-------- EXTRACTED INFORMATION

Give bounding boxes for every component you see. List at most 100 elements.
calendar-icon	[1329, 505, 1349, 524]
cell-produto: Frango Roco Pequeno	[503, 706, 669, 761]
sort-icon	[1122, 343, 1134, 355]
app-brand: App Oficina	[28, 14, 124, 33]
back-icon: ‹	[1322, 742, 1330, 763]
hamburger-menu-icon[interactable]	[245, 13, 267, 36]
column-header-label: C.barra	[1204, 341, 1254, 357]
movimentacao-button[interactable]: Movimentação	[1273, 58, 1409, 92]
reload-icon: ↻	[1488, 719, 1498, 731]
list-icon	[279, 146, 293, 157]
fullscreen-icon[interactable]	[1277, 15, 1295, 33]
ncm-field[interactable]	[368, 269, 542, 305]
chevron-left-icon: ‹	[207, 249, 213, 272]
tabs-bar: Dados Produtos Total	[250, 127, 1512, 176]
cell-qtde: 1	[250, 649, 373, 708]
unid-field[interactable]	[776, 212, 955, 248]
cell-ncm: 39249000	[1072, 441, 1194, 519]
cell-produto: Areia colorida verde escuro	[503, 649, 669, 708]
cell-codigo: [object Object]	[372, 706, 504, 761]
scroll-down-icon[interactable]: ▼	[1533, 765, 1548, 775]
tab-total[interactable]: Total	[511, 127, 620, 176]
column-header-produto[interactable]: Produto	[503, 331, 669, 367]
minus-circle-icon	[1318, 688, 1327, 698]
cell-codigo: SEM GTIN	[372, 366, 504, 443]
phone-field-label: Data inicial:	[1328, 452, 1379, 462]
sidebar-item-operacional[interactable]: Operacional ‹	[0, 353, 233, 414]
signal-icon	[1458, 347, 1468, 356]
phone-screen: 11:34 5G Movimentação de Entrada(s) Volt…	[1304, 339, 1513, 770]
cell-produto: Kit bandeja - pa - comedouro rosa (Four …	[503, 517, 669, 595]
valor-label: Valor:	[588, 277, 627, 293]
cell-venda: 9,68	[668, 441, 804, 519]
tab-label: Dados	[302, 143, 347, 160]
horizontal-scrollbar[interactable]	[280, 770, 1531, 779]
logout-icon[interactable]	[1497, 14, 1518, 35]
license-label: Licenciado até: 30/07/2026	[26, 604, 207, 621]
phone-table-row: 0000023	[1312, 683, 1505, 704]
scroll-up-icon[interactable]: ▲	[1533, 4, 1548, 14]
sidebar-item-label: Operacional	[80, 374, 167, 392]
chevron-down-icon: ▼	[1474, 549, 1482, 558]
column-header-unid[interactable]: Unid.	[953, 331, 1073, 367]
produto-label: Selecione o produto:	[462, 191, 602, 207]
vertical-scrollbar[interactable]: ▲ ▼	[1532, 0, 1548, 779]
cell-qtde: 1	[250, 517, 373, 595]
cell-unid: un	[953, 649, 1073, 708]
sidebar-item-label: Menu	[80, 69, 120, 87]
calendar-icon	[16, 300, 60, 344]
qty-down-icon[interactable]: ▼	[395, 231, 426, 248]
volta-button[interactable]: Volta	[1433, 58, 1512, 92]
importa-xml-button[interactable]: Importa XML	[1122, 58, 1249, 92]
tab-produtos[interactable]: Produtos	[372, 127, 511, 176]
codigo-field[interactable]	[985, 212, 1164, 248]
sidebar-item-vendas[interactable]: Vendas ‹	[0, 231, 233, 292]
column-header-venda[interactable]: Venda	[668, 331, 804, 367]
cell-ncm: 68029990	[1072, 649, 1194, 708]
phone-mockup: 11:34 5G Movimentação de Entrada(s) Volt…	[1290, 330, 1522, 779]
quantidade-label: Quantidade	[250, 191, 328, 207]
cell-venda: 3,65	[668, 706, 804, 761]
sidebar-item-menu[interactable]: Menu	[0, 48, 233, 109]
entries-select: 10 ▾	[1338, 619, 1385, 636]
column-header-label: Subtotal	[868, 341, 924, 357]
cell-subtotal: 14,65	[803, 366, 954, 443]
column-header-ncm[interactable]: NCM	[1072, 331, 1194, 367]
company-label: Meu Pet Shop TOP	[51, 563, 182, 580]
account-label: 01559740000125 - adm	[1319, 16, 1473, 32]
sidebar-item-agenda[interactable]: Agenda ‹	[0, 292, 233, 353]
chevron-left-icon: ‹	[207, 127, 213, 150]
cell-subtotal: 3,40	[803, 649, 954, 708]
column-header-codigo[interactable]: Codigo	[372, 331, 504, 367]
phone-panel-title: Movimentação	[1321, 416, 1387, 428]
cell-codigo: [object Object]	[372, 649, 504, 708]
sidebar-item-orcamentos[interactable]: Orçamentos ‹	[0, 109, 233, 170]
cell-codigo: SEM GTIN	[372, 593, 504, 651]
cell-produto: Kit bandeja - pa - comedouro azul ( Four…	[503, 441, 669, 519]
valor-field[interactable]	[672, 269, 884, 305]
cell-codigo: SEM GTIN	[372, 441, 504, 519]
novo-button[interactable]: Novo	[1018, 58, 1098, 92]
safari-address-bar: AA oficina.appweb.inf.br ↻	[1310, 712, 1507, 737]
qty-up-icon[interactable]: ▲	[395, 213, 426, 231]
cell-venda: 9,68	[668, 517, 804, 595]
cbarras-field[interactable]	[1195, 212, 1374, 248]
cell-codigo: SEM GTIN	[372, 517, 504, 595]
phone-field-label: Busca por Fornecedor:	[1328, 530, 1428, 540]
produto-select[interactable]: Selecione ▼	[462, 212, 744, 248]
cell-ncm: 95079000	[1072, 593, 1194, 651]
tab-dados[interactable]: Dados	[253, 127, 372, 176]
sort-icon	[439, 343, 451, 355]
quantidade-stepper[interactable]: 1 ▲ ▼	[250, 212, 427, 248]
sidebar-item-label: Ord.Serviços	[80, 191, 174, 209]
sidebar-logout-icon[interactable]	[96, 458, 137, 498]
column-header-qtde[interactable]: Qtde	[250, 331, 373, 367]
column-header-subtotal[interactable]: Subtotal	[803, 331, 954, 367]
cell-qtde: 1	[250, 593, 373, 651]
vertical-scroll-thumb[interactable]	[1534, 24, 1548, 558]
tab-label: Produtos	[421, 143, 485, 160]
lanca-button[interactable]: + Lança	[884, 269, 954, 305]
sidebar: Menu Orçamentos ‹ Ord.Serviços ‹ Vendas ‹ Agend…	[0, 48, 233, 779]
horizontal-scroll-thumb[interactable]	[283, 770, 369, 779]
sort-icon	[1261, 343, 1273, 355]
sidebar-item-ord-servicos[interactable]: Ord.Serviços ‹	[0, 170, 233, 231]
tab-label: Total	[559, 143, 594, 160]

----------------

Render the rows above as a Markdown table with the columns Index and Entry, beginning with the first line and ending after the line that has "212, 955, 248]". Number each line, skip blank lines, and include no other rows.

| Index | Entry |
|---|---|
| 1 | Give bounding boxes for every component you see. List at most 100 elements. |
| 2 | calendar-icon	[1329, 505, 1349, 524] |
| 3 | cell-produto: Frango Roco Pequeno	[503, 706, 669, 761] |
| 4 | sort-icon	[1122, 343, 1134, 355] |
| 5 | app-brand: App Oficina	[28, 14, 124, 33] |
| 6 | back-icon: ‹	[1322, 742, 1330, 763] |
| 7 | hamburger-menu-icon[interactable]	[245, 13, 267, 36] |
| 8 | column-header-label: C.barra	[1204, 341, 1254, 357] |
| 9 | movimentacao-button[interactable]: Movimentação	[1273, 58, 1409, 92] |
| 10 | reload-icon: ↻	[1488, 719, 1498, 731] |
| 11 | list-icon	[279, 146, 293, 157] |
| 12 | fullscreen-icon[interactable]	[1277, 15, 1295, 33] |
| 13 | ncm-field[interactable]	[368, 269, 542, 305] |
| 14 | chevron-left-icon: ‹	[207, 249, 213, 272] |
| 15 | tabs-bar: Dados Produtos Total	[250, 127, 1512, 176] |
| 16 | cell-qtde: 1	[250, 649, 373, 708] |
| 17 | unid-field[interactable]	[776, 212, 955, 248] |